Lines that hold the word "name" should be located and copied.

• [TASK INPUT]
* * * * * * *

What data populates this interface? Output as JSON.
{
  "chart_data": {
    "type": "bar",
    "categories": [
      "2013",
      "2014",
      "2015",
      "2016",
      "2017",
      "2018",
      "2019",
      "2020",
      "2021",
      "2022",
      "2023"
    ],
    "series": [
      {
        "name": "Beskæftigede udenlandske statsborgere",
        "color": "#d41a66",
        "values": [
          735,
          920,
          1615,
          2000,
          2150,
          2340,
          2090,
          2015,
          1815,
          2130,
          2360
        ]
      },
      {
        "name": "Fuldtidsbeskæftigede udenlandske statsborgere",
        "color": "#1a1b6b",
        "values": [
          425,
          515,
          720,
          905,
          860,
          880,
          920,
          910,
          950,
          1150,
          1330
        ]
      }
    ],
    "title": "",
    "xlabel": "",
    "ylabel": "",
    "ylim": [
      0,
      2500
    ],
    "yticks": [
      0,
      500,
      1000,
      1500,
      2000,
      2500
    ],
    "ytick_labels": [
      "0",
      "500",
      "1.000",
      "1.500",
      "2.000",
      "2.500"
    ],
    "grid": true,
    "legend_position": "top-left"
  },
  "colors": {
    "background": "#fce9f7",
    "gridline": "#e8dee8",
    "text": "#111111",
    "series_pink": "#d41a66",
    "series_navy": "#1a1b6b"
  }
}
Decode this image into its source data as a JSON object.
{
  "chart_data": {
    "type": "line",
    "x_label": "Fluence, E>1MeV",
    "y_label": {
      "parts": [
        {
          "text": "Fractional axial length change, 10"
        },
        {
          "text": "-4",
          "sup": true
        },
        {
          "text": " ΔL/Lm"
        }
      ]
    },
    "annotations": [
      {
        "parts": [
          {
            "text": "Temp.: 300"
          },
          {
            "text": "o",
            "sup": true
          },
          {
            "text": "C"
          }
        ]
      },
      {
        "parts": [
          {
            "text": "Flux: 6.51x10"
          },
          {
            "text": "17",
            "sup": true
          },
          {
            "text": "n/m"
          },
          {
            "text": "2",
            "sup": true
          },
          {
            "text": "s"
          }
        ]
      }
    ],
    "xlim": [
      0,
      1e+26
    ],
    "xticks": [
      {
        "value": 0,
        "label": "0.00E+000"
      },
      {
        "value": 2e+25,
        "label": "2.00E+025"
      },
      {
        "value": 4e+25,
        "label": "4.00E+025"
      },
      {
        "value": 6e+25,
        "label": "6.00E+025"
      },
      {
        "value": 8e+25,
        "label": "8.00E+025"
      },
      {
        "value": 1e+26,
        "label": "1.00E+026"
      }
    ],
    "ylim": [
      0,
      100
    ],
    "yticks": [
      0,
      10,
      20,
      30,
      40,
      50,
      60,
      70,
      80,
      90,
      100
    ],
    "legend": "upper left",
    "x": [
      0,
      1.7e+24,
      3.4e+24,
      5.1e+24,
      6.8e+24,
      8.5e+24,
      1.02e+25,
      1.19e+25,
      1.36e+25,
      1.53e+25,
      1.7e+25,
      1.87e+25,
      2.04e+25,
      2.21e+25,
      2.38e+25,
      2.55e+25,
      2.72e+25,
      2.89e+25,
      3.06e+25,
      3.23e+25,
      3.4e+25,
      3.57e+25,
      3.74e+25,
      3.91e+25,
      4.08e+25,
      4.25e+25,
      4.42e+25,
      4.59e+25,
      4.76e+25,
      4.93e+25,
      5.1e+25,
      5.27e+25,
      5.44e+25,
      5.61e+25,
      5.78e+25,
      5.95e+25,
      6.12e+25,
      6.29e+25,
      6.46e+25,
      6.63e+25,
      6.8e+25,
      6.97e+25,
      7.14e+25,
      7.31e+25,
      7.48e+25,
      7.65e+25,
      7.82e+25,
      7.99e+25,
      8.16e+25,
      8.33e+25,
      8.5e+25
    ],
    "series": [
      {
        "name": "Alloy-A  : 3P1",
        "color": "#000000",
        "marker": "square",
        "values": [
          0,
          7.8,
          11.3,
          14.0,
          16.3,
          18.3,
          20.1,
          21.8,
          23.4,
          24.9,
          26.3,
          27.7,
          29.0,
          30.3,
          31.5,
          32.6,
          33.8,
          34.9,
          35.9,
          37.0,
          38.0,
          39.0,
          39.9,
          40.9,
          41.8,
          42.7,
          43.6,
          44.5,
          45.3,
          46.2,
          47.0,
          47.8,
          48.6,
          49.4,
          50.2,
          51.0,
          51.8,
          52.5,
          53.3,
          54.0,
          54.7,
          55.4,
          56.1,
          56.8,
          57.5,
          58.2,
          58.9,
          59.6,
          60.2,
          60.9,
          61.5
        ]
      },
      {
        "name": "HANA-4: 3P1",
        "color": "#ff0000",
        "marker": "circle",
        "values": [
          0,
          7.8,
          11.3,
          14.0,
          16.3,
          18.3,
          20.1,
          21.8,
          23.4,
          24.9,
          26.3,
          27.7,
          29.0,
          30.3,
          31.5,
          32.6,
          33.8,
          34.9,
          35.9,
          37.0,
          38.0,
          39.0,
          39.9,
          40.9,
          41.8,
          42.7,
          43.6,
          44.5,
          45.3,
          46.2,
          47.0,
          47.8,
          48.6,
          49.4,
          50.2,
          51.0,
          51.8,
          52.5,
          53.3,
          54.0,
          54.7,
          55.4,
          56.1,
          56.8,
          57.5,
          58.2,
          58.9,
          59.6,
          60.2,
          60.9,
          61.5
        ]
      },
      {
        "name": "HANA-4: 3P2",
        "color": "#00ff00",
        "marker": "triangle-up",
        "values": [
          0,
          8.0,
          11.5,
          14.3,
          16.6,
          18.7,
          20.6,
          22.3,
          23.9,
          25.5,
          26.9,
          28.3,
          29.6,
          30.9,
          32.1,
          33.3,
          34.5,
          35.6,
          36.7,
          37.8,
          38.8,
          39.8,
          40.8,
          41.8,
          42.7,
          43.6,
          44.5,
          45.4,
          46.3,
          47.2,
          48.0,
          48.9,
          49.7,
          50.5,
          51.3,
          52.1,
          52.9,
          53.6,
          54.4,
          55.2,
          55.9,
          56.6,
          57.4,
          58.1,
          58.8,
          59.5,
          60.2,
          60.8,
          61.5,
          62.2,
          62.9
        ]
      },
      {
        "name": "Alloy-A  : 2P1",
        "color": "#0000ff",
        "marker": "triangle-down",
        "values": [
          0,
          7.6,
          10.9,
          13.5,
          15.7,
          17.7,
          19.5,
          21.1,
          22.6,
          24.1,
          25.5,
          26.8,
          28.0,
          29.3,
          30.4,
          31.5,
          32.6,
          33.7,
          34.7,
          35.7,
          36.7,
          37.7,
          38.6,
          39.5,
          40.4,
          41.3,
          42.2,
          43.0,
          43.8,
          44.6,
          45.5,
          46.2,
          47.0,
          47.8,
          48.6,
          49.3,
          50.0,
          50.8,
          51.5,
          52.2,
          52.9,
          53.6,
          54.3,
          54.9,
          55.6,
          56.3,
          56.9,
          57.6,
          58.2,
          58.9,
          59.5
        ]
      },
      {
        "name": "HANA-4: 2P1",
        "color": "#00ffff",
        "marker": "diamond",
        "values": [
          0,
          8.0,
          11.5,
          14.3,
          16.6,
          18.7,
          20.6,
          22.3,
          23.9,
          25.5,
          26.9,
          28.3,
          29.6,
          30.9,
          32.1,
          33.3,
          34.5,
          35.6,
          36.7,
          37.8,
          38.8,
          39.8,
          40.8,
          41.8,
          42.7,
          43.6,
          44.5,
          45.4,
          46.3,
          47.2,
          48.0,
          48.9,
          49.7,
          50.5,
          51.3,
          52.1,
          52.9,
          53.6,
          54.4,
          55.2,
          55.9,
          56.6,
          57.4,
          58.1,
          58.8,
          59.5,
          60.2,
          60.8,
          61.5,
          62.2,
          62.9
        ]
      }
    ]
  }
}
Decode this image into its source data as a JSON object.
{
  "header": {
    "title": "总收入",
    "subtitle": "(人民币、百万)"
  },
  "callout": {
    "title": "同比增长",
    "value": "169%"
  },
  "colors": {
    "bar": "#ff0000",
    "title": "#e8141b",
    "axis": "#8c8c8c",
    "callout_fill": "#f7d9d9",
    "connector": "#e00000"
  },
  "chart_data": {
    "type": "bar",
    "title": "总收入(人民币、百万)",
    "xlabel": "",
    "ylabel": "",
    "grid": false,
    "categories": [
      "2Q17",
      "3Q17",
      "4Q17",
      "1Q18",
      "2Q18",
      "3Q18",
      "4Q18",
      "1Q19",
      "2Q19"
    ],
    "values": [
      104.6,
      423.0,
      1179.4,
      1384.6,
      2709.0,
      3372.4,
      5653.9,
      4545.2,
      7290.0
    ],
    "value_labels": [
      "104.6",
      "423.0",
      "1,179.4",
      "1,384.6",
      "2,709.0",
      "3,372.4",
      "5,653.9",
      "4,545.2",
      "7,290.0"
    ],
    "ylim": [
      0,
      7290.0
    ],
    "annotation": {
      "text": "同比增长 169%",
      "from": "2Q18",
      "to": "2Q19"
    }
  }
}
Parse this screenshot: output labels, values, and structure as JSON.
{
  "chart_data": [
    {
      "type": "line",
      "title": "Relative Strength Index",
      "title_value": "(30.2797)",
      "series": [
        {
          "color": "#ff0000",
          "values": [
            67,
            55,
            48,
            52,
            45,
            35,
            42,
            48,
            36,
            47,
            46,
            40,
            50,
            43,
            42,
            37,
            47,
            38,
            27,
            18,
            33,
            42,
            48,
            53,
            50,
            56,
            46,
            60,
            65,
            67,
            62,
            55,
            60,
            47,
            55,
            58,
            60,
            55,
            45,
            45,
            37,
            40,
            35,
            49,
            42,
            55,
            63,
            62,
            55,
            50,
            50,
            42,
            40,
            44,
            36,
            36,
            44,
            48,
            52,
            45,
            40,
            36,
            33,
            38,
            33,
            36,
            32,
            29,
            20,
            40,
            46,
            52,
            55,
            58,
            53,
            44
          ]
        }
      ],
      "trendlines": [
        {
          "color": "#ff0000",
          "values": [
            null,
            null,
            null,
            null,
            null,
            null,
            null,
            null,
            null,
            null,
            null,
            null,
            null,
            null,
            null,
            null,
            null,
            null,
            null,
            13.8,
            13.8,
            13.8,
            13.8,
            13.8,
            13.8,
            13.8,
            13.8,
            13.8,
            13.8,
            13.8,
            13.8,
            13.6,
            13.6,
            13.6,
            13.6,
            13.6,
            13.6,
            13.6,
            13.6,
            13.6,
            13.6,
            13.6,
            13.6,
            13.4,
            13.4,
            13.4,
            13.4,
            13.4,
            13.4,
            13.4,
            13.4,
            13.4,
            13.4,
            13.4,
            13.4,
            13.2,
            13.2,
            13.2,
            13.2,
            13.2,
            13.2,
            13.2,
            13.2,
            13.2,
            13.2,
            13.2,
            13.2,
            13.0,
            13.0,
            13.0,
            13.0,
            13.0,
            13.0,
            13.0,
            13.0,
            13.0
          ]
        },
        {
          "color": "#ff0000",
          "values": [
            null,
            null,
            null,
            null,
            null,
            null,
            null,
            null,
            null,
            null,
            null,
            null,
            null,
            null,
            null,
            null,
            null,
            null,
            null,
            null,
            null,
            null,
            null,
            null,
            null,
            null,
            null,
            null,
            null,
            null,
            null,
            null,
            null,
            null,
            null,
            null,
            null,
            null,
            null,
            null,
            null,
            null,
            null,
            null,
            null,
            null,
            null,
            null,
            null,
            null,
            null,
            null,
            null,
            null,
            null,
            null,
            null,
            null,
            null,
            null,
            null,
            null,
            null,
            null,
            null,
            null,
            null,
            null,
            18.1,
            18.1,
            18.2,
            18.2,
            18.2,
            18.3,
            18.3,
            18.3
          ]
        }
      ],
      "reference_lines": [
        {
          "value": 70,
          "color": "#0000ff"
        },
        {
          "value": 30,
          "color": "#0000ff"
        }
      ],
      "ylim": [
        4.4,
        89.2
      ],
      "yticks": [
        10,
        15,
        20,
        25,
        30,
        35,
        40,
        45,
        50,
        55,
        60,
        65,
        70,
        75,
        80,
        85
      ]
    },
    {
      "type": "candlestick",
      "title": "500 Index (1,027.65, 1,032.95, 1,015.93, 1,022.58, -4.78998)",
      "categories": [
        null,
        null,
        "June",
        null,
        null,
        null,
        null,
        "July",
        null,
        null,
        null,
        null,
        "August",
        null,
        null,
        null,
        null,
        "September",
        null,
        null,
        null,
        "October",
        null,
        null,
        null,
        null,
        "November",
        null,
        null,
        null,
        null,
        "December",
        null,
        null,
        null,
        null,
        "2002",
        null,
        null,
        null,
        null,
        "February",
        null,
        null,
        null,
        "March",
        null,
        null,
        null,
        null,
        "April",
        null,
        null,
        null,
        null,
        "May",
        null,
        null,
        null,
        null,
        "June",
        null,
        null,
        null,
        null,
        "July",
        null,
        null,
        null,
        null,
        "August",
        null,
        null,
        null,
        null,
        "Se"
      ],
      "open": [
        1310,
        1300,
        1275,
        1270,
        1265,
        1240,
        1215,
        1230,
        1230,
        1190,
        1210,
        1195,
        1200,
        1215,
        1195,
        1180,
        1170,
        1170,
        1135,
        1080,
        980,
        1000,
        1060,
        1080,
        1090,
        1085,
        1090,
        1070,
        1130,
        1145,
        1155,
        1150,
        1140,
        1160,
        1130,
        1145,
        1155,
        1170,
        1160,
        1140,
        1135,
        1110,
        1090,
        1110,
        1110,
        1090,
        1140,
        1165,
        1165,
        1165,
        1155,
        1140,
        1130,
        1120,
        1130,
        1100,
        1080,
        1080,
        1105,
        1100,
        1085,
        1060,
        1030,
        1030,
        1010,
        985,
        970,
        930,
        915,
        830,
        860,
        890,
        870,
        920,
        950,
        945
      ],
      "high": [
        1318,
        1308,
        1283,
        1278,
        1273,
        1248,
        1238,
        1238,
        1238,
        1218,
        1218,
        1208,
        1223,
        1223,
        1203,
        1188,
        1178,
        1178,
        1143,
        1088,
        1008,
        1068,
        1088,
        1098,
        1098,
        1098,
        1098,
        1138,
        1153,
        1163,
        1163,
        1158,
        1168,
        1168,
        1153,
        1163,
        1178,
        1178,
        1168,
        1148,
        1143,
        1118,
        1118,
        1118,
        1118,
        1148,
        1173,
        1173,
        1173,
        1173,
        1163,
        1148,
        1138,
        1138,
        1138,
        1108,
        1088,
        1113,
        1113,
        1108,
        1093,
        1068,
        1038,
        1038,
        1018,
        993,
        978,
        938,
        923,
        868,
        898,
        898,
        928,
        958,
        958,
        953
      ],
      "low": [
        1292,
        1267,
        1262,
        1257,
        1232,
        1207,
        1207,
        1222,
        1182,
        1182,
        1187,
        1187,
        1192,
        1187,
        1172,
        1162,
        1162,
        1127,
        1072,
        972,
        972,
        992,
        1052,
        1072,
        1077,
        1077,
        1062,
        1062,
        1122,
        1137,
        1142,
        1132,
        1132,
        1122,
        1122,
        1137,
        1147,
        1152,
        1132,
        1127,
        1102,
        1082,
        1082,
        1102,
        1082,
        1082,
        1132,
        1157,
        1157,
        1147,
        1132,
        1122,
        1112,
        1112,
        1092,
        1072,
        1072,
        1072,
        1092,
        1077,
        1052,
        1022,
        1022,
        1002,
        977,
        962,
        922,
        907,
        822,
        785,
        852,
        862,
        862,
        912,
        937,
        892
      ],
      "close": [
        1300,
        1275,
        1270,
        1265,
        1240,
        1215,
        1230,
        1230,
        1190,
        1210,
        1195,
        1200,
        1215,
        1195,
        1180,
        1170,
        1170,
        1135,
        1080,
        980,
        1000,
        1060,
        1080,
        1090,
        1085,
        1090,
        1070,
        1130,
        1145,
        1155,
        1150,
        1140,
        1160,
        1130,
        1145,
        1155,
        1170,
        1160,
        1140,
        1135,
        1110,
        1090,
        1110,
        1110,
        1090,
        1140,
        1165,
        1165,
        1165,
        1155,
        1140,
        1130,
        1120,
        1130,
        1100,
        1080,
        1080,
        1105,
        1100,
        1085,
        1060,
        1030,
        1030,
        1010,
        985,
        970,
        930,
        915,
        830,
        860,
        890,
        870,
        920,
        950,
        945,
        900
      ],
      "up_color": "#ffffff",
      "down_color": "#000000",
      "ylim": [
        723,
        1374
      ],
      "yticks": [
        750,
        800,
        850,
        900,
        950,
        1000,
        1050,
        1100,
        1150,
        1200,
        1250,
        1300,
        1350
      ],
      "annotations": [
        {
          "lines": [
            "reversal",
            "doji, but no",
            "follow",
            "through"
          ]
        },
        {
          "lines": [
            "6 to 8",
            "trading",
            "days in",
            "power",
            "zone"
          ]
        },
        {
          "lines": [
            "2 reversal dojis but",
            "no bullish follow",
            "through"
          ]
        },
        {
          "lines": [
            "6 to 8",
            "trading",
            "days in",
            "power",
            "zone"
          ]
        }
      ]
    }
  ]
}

* * * * * * *

• [ANSWER TO THIS PROBLEM]
        "name": "Beskæftigede udenlandske statsborgere",
        "name": "Fuldtidsbeskæftigede udenlandske statsborgere",
        "name": "Alloy-A  : 3P1",
        "name": "HANA-4: 3P1",
        "name": "HANA-4: 3P2",
        "name": "Alloy-A  : 2P1",
        "name": "HANA-4: 2P1",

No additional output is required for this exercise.